**DATASET RECORDS**:
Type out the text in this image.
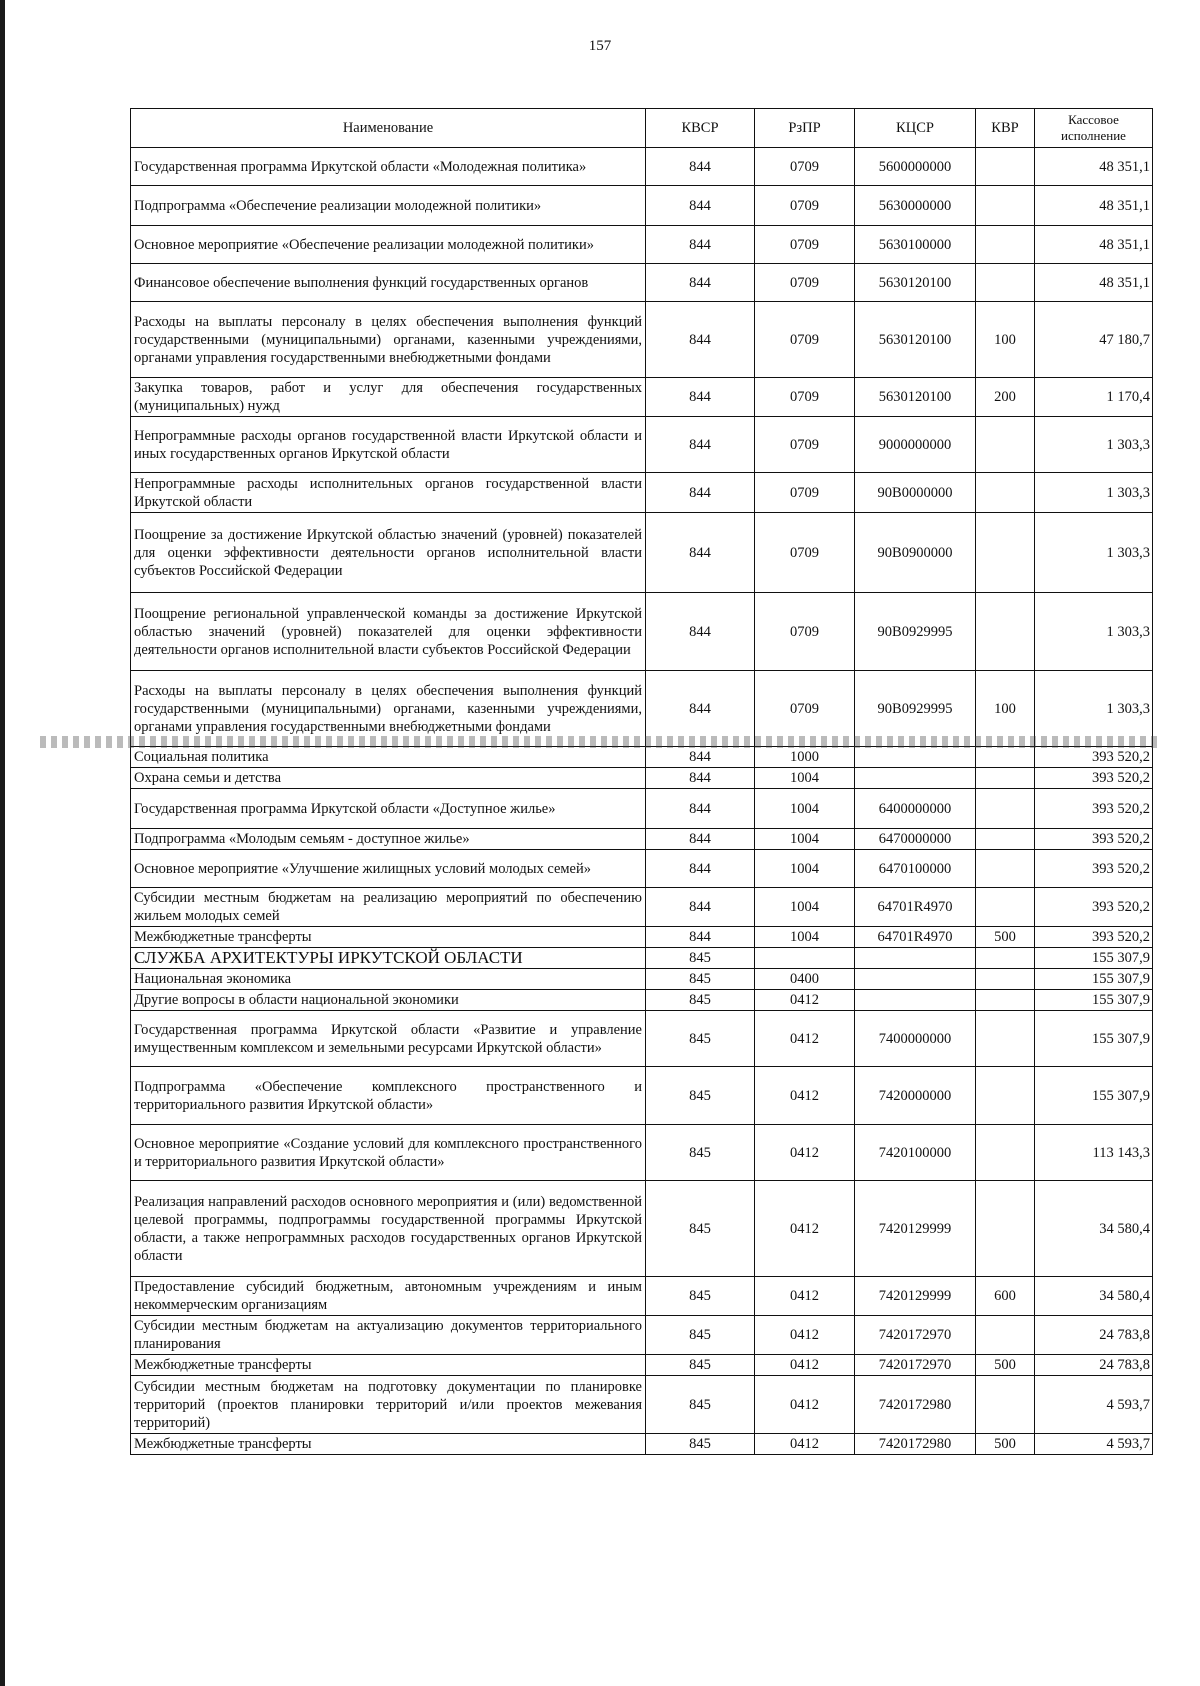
157
Наименование	КВСР	РзПР	КЦСР	КВР	Кассовое исполнение
Государственная программа Иркутской области «Молодежная политика»	844	0709	5600000000		48 351,1
Подпрограмма «Обеспечение реализации молодежной политики»	844	0709	5630000000		48 351,1
Основное мероприятие «Обеспечение реализации молодежной политики»	844	0709	5630100000		48 351,1
Финансовое обеспечение выполнения функций государственных органов	844	0709	5630120100		48 351,1
Расходы на выплаты персоналу в целях обеспечения выполнения функций государственными (муниципальными) органами, казенными учреждениями, органами управления государственными внебюджетными фондами	844	0709	5630120100	100	47 180,7
Закупка товаров, работ и услуг для обеспечения государственных (муниципальных) нужд	844	0709	5630120100	200	1 170,4
Непрограммные расходы органов государственной власти Иркутской области и иных государственных органов Иркутской области	844	0709	9000000000		1 303,3
Непрограммные расходы исполнительных органов государственной власти Иркутской области	844	0709	90В0000000		1 303,3
Поощрение за достижение Иркутской областью значений (уровней) показателей для оценки эффективности деятельности органов исполнительной власти субъектов Российской Федерации	844	0709	90В0900000		1 303,3
Поощрение региональной управленческой команды за достижение Иркутской областью значений (уровней) показателей для оценки эффективности деятельности органов исполнительной власти субъектов Российской Федерации	844	0709	90В0929995		1 303,3
Расходы на выплаты персоналу в целях обеспечения выполнения функций государственными (муниципальными) органами, казенными учреждениями, органами управления государственными внебюджетными фондами	844	0709	90В0929995	100	1 303,3
Социальная политика	844	1000			393 520,2
Охрана семьи и детства	844	1004			393 520,2
Государственная программа Иркутской области «Доступное жилье»	844	1004	6400000000		393 520,2
Подпрограмма «Молодым семьям - доступное жилье»	844	1004	6470000000		393 520,2
Основное мероприятие «Улучшение жилищных условий молодых семей»	844	1004	6470100000		393 520,2
Субсидии местным бюджетам на реализацию мероприятий по обеспечению жильем молодых семей	844	1004	64701R4970		393 520,2
Межбюджетные трансферты	844	1004	64701R4970	500	393 520,2
СЛУЖБА АРХИТЕКТУРЫ ИРКУТСКОЙ ОБЛАСТИ	845				155 307,9
Национальная экономика	845	0400			155 307,9
Другие вопросы в области национальной экономики	845	0412			155 307,9
Государственная программа Иркутской области «Развитие и управление имущественным комплексом и земельными ресурсами Иркутской области»	845	0412	7400000000		155 307,9
Подпрограмма «Обеспечение комплексного пространственного и территориального развития Иркутской области»	845	0412	7420000000		155 307,9
Основное мероприятие «Создание условий для комплексного пространственного и территориального развития Иркутской области»	845	0412	7420100000		113 143,3
Реализация направлений расходов основного мероприятия и (или) ведомственной целевой программы, подпрограммы государственной программы Иркутской области, а также непрограммных расходов государственных органов Иркутской области	845	0412	7420129999		34 580,4
Предоставление субсидий бюджетным, автономным учреждениям и иным некоммерческим организациям	845	0412	7420129999	600	34 580,4
Субсидии местным бюджетам на актуализацию документов территориального планирования	845	0412	7420172970		24 783,8
Межбюджетные трансферты	845	0412	7420172970	500	24 783,8
Субсидии местным бюджетам на подготовку документации по планировке территорий (проектов планировки территорий и/или проектов межевания территорий)	845	0412	7420172980		4 593,7
Межбюджетные трансферты	845	0412	7420172980	500	4 593,7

**WHAT NEEDS TO BE DONE**: Find and copy each line above that includes the string "развития".

**ANSWER TO THIS TASK**:
Подпрограмма «Обеспечение комплексного пространственного и территориального развития Иркутской области»	845	0412	7420000000		155 307,9
Основное мероприятие «Создание условий для комплексного пространственного и территориального развития Иркутской области»	845	0412	7420100000		113 143,3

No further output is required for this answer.